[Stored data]
::::::::::
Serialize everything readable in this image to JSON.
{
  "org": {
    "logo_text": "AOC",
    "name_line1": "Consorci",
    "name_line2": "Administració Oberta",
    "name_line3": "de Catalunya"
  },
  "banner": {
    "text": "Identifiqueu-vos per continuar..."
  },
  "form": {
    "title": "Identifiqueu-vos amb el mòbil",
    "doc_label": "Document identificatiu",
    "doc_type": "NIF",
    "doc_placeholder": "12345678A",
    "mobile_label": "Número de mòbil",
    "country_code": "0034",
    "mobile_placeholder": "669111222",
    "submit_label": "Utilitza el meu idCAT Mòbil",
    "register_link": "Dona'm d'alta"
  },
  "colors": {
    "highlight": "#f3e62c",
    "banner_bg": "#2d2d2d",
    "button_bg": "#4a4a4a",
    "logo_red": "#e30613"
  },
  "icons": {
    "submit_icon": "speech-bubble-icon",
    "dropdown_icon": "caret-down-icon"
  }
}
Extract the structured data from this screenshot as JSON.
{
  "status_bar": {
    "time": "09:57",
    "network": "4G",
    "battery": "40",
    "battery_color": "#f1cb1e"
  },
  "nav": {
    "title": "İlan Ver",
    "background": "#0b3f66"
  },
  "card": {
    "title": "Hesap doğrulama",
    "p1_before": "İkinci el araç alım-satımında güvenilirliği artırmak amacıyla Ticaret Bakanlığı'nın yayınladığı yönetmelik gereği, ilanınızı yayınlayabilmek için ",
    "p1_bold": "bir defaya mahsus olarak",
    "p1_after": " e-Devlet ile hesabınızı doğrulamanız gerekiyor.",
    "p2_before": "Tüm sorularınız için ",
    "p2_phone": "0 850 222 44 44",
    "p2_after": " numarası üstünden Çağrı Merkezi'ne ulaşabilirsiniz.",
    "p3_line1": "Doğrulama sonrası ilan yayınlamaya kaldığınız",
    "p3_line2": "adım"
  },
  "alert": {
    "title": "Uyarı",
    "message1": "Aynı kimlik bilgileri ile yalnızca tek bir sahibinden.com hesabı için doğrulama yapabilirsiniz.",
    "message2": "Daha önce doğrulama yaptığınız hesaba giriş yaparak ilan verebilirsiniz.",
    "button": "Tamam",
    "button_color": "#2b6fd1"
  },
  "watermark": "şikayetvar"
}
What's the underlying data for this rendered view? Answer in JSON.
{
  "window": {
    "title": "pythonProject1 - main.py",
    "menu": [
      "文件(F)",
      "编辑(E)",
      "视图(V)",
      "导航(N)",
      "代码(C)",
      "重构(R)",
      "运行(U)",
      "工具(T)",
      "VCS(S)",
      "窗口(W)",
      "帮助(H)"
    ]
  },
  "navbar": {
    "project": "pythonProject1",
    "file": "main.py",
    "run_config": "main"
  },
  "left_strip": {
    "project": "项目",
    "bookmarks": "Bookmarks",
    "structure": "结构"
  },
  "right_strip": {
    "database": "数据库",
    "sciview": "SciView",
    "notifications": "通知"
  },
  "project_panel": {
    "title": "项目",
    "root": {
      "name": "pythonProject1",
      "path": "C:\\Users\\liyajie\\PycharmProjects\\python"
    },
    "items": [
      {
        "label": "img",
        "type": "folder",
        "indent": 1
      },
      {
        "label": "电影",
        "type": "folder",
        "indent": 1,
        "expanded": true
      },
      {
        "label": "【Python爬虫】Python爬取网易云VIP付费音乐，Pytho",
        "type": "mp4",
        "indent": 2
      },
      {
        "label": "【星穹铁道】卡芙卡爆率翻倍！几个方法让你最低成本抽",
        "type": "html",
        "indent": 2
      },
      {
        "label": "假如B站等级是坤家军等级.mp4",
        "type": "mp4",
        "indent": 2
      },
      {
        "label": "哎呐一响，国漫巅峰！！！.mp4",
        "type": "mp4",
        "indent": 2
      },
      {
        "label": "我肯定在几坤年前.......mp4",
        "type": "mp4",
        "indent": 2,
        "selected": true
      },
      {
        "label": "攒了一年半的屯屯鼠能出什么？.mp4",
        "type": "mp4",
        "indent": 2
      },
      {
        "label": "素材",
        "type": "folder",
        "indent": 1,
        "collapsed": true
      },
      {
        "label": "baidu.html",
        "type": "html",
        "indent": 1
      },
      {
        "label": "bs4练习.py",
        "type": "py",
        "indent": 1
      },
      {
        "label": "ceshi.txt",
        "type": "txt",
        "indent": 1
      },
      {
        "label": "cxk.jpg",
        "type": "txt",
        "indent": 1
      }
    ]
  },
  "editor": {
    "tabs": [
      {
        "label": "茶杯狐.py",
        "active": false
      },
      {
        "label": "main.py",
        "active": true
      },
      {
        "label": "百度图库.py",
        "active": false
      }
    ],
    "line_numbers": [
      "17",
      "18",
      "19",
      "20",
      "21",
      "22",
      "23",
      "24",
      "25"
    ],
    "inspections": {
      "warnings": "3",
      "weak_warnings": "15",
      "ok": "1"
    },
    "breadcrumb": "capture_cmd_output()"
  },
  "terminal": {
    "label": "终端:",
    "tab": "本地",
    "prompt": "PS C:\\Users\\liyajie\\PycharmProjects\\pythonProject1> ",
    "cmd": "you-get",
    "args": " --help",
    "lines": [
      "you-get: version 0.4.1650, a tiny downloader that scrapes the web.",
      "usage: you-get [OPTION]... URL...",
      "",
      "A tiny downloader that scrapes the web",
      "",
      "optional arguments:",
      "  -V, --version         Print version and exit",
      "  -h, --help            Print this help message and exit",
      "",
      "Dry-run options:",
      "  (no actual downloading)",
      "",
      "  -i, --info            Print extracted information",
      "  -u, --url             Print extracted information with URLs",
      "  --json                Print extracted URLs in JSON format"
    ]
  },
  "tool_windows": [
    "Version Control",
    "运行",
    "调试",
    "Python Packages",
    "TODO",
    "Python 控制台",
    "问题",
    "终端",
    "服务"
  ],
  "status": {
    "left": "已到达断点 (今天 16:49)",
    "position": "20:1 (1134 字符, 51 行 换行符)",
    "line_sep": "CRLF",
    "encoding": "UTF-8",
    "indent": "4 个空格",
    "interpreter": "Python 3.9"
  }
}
::::::::::
- [Stated goal]
Whichever lines contain the string "help", select and copy them.

- [Task output]
    "args": " --help",
      "  -h, --help            Print this help message and exit",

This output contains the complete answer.